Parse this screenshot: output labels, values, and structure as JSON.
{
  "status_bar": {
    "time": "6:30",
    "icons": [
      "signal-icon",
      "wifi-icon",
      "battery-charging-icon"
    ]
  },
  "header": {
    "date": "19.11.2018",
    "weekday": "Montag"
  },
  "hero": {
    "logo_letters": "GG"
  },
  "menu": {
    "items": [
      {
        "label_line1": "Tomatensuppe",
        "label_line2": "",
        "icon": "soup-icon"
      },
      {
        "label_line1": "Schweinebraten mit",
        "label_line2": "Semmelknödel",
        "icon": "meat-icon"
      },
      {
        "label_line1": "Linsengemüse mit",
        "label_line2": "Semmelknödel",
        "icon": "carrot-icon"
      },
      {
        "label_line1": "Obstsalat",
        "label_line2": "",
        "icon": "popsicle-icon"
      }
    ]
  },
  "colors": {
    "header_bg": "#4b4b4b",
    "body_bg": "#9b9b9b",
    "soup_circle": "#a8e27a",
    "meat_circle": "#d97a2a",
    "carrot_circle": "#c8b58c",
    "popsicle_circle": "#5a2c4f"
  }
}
============
* Task description *
Your task is to transcribe the material exactly.

* Output for this task *
Parse this screenshot: output labels, values, and structure as JSON.
{
  "status_bar": {
    "time": "6:30",
    "icons": [
      "signal-icon",
      "wifi-icon",
      "battery-charging-icon"
    ]
  },
  "header": {
    "date": "19.11.2018",
    "weekday": "Montag"
  },
  "hero": {
    "logo_letters": "GG"
  },
  "menu": {
    "items": [
      {
        "label_line1": "Tomatensuppe",
        "label_line2": "",
        "icon": "soup-icon"
      },
      {
        "label_line1": "Schweinebraten mit",
        "label_line2": "Semmelknödel",
        "icon": "meat-icon"
      },
      {
        "label_line1": "Linsengemüse mit",
        "label_line2": "Semmelknödel",
        "icon": "carrot-icon"
      },
      {
        "label_line1": "Obstsalat",
        "label_line2": "",
        "icon": "popsicle-icon"
      }
    ]
  },
  "colors": {
    "header_bg": "#4b4b4b",
    "body_bg": "#9b9b9b",
    "soup_circle": "#a8e27a",
    "meat_circle": "#d97a2a",
    "carrot_circle": "#c8b58c",
    "popsicle_circle": "#5a2c4f"
  }
}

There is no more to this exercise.